-- DATASET RECORDS --
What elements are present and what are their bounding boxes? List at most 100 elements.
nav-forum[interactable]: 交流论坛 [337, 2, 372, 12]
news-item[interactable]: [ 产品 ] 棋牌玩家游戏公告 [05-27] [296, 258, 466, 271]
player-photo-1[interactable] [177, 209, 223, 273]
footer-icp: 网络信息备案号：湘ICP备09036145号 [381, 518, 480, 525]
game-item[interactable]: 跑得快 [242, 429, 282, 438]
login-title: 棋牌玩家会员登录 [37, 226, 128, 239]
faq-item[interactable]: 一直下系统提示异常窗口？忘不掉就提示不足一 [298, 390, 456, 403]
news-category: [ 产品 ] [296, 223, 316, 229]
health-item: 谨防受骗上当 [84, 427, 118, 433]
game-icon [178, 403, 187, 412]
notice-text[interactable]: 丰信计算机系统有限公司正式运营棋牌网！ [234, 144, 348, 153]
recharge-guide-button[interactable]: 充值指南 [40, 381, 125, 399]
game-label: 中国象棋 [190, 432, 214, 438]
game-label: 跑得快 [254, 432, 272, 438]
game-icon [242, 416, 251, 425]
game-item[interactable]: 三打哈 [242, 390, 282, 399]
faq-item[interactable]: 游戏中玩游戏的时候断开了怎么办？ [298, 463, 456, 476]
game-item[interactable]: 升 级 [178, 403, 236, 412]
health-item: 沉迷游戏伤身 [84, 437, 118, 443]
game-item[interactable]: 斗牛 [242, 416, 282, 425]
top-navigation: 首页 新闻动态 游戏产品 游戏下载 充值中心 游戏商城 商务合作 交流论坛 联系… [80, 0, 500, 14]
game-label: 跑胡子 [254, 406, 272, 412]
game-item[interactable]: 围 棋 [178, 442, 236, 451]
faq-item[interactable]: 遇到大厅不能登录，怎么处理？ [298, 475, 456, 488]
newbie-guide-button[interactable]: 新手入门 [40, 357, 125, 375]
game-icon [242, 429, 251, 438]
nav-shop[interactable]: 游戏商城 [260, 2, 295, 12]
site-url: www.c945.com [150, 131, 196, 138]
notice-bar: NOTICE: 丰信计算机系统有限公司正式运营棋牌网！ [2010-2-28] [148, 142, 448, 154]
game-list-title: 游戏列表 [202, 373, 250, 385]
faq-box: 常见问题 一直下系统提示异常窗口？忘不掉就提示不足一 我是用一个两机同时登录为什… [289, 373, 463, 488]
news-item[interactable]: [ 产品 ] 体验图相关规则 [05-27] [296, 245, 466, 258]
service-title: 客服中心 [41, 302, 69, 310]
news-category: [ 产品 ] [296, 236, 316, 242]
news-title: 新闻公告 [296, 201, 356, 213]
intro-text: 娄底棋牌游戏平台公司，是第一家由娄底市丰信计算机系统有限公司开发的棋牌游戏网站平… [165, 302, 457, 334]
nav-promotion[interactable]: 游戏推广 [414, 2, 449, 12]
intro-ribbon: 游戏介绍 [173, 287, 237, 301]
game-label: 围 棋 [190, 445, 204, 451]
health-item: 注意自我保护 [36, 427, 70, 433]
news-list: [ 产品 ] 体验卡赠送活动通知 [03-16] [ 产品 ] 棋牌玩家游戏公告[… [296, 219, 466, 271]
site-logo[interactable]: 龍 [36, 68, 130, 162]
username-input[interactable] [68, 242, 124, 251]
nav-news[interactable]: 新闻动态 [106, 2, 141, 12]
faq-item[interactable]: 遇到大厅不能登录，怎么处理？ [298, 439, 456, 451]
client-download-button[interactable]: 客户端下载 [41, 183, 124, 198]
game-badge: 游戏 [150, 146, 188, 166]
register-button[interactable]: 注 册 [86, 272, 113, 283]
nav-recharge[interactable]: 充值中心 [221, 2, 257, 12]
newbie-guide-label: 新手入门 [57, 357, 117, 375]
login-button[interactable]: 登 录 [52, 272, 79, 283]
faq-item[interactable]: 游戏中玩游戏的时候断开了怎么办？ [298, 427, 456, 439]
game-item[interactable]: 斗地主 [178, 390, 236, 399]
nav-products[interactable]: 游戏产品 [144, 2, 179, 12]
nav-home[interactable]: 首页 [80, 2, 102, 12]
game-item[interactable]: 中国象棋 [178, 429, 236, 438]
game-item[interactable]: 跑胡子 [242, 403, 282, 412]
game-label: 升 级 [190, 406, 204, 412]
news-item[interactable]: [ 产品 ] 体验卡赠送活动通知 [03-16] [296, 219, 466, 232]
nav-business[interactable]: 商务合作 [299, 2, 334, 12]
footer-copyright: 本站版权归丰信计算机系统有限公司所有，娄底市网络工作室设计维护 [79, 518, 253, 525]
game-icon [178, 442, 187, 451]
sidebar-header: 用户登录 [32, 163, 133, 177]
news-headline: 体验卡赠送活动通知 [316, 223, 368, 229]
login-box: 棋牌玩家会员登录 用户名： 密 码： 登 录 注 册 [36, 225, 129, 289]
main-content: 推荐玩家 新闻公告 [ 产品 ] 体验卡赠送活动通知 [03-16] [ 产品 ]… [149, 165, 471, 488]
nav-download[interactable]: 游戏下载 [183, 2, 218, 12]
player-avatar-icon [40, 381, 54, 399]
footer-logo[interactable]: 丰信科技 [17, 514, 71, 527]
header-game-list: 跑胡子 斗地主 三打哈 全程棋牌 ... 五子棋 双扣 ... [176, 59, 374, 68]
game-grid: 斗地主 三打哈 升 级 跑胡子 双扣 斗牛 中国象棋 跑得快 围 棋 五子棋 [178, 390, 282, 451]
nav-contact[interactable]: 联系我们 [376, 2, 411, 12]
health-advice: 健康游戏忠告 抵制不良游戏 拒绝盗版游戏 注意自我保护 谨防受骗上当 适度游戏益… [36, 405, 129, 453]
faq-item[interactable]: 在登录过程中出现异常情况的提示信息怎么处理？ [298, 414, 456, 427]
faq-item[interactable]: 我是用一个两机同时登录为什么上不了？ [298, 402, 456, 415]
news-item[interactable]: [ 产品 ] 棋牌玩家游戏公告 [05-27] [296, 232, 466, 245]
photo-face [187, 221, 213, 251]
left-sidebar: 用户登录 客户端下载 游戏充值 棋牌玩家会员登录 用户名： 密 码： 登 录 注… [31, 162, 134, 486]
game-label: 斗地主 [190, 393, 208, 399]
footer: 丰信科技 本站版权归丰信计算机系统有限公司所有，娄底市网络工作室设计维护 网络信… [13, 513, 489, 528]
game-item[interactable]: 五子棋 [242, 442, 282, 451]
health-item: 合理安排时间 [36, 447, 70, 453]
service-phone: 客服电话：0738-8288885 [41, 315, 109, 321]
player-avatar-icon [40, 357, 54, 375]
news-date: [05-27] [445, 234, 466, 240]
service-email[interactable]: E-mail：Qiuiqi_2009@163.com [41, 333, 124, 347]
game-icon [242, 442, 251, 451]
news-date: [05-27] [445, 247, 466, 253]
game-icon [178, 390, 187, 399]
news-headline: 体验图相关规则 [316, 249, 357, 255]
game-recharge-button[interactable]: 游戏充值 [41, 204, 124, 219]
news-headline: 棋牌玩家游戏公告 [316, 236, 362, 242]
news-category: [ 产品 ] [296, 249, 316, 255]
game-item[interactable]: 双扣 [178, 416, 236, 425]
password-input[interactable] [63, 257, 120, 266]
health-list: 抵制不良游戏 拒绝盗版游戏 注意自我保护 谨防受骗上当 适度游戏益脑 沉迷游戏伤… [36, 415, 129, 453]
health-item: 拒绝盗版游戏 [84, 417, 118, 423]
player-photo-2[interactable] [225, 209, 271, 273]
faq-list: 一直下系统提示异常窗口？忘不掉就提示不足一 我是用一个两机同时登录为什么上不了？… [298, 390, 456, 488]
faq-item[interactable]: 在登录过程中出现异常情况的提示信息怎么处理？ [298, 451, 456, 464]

-- EXERCISE --
Can you retype all of the rows above verbatim, keeping every character, bracket, and number the same?

-- WRITTEN RESPONSE --
What elements are present and what are their bounding boxes? List at most 100 elements.
nav-forum[interactable]: 交流论坛 [337, 2, 372, 12]
news-item[interactable]: [ 产品 ] 棋牌玩家游戏公告 [05-27] [296, 258, 466, 271]
player-photo-1[interactable] [177, 209, 223, 273]
footer-icp: 网络信息备案号：湘ICP备09036145号 [381, 518, 480, 525]
game-item[interactable]: 跑得快 [242, 429, 282, 438]
login-title: 棋牌玩家会员登录 [37, 226, 128, 239]
faq-item[interactable]: 一直下系统提示异常窗口？忘不掉就提示不足一 [298, 390, 456, 403]
news-category: [ 产品 ] [296, 223, 316, 229]
health-item: 谨防受骗上当 [84, 427, 118, 433]
game-icon [178, 403, 187, 412]
notice-text[interactable]: 丰信计算机系统有限公司正式运营棋牌网！ [234, 144, 348, 153]
recharge-guide-button[interactable]: 充值指南 [40, 381, 125, 399]
game-label: 中国象棋 [190, 432, 214, 438]
game-label: 跑得快 [254, 432, 272, 438]
game-icon [242, 416, 251, 425]
game-item[interactable]: 三打哈 [242, 390, 282, 399]
faq-item[interactable]: 游戏中玩游戏的时候断开了怎么办？ [298, 463, 456, 476]
game-item[interactable]: 升 级 [178, 403, 236, 412]
health-item: 沉迷游戏伤身 [84, 437, 118, 443]
game-item[interactable]: 斗牛 [242, 416, 282, 425]
top-navigation: 首页 新闻动态 游戏产品 游戏下载 充值中心 游戏商城 商务合作 交流论坛 联系… [80, 0, 500, 14]
game-label: 跑胡子 [254, 406, 272, 412]
game-item[interactable]: 围 棋 [178, 442, 236, 451]
faq-item[interactable]: 遇到大厅不能登录，怎么处理？ [298, 475, 456, 488]
newbie-guide-button[interactable]: 新手入门 [40, 357, 125, 375]
game-icon [242, 429, 251, 438]
nav-shop[interactable]: 游戏商城 [260, 2, 295, 12]
site-url: www.c945.com [150, 131, 196, 138]
notice-bar: NOTICE: 丰信计算机系统有限公司正式运营棋牌网！ [2010-2-28] [148, 142, 448, 154]
game-list-title: 游戏列表 [202, 373, 250, 385]
faq-box: 常见问题 一直下系统提示异常窗口？忘不掉就提示不足一 我是用一个两机同时登录为什… [289, 373, 463, 488]
news-item[interactable]: [ 产品 ] 体验图相关规则 [05-27] [296, 245, 466, 258]
service-title: 客服中心 [41, 302, 69, 310]
news-category: [ 产品 ] [296, 236, 316, 242]
news-title: 新闻公告 [296, 201, 356, 213]
intro-text: 娄底棋牌游戏平台公司，是第一家由娄底市丰信计算机系统有限公司开发的棋牌游戏网站平… [165, 302, 457, 334]
nav-promotion[interactable]: 游戏推广 [414, 2, 449, 12]
intro-ribbon: 游戏介绍 [173, 287, 237, 301]
game-label: 围 棋 [190, 445, 204, 451]
health-item: 注意自我保护 [36, 427, 70, 433]
news-list: [ 产品 ] 体验卡赠送活动通知 [03-16] [ 产品 ] 棋牌玩家游戏公告[… [296, 219, 466, 271]
site-logo[interactable]: 龍 [36, 68, 130, 162]
username-input[interactable] [68, 242, 124, 251]
nav-news[interactable]: 新闻动态 [106, 2, 141, 12]
faq-item[interactable]: 遇到大厅不能登录，怎么处理？ [298, 439, 456, 451]
client-download-button[interactable]: 客户端下载 [41, 183, 124, 198]
game-badge: 游戏 [150, 146, 188, 166]
register-button[interactable]: 注 册 [86, 272, 113, 283]
nav-recharge[interactable]: 充值中心 [221, 2, 257, 12]
newbie-guide-label: 新手入门 [57, 357, 117, 375]
login-button[interactable]: 登 录 [52, 272, 79, 283]
faq-item[interactable]: 游戏中玩游戏的时候断开了怎么办？ [298, 427, 456, 439]
game-item[interactable]: 斗地主 [178, 390, 236, 399]
nav-products[interactable]: 游戏产品 [144, 2, 179, 12]
nav-home[interactable]: 首页 [80, 2, 102, 12]
game-item[interactable]: 中国象棋 [178, 429, 236, 438]
game-item[interactable]: 跑胡子 [242, 403, 282, 412]
game-label: 升 级 [190, 406, 204, 412]
news-item[interactable]: [ 产品 ] 体验卡赠送活动通知 [03-16] [296, 219, 466, 232]
nav-business[interactable]: 商务合作 [299, 2, 334, 12]
footer-copyright: 本站版权归丰信计算机系统有限公司所有，娄底市网络工作室设计维护 [79, 518, 253, 525]
game-icon [178, 442, 187, 451]
sidebar-header: 用户登录 [32, 163, 133, 177]
news-headline: 体验卡赠送活动通知 [316, 223, 368, 229]
login-box: 棋牌玩家会员登录 用户名： 密 码： 登 录 注 册 [36, 225, 129, 289]
main-content: 推荐玩家 新闻公告 [ 产品 ] 体验卡赠送活动通知 [03-16] [ 产品 ]… [149, 165, 471, 488]
nav-download[interactable]: 游戏下载 [183, 2, 218, 12]
player-avatar-icon [40, 381, 54, 399]
footer-logo[interactable]: 丰信科技 [17, 514, 71, 527]
header-game-list: 跑胡子 斗地主 三打哈 全程棋牌 ... 五子棋 双扣 ... [176, 59, 374, 68]
game-grid: 斗地主 三打哈 升 级 跑胡子 双扣 斗牛 中国象棋 跑得快 围 棋 五子棋 [178, 390, 282, 451]
nav-contact[interactable]: 联系我们 [376, 2, 411, 12]
health-advice: 健康游戏忠告 抵制不良游戏 拒绝盗版游戏 注意自我保护 谨防受骗上当 适度游戏益… [36, 405, 129, 453]
faq-item[interactable]: 在登录过程中出现异常情况的提示信息怎么处理？ [298, 414, 456, 427]
faq-item[interactable]: 我是用一个两机同时登录为什么上不了？ [298, 402, 456, 415]
news-item[interactable]: [ 产品 ] 棋牌玩家游戏公告 [05-27] [296, 232, 466, 245]
photo-face [187, 221, 213, 251]
left-sidebar: 用户登录 客户端下载 游戏充值 棋牌玩家会员登录 用户名： 密 码： 登 录 注… [31, 162, 134, 486]
game-label: 斗地主 [190, 393, 208, 399]
footer: 丰信科技 本站版权归丰信计算机系统有限公司所有，娄底市网络工作室设计维护 网络信… [13, 513, 489, 528]
game-item[interactable]: 五子棋 [242, 442, 282, 451]
health-item: 合理安排时间 [36, 447, 70, 453]
service-phone: 客服电话：0738-8288885 [41, 315, 109, 321]
player-avatar-icon [40, 357, 54, 375]
news-date: [05-27] [445, 234, 466, 240]
service-email[interactable]: E-mail：Qiuiqi_2009@163.com [41, 333, 124, 347]
game-icon [242, 442, 251, 451]
news-date: [05-27] [445, 247, 466, 253]
game-icon [178, 390, 187, 399]
news-headline: 体验图相关规则 [316, 249, 357, 255]
game-recharge-button[interactable]: 游戏充值 [41, 204, 124, 219]
news-headline: 棋牌玩家游戏公告 [316, 236, 362, 242]
news-category: [ 产品 ] [296, 249, 316, 255]
game-item[interactable]: 双扣 [178, 416, 236, 425]
password-input[interactable] [63, 257, 120, 266]
health-list: 抵制不良游戏 拒绝盗版游戏 注意自我保护 谨防受骗上当 适度游戏益脑 沉迷游戏伤… [36, 415, 129, 453]
health-item: 拒绝盗版游戏 [84, 417, 118, 423]
player-photo-2[interactable] [225, 209, 271, 273]
faq-list: 一直下系统提示异常窗口？忘不掉就提示不足一 我是用一个两机同时登录为什么上不了？… [298, 390, 456, 488]
faq-item[interactable]: 在登录过程中出现异常情况的提示信息怎么处理？ [298, 451, 456, 464]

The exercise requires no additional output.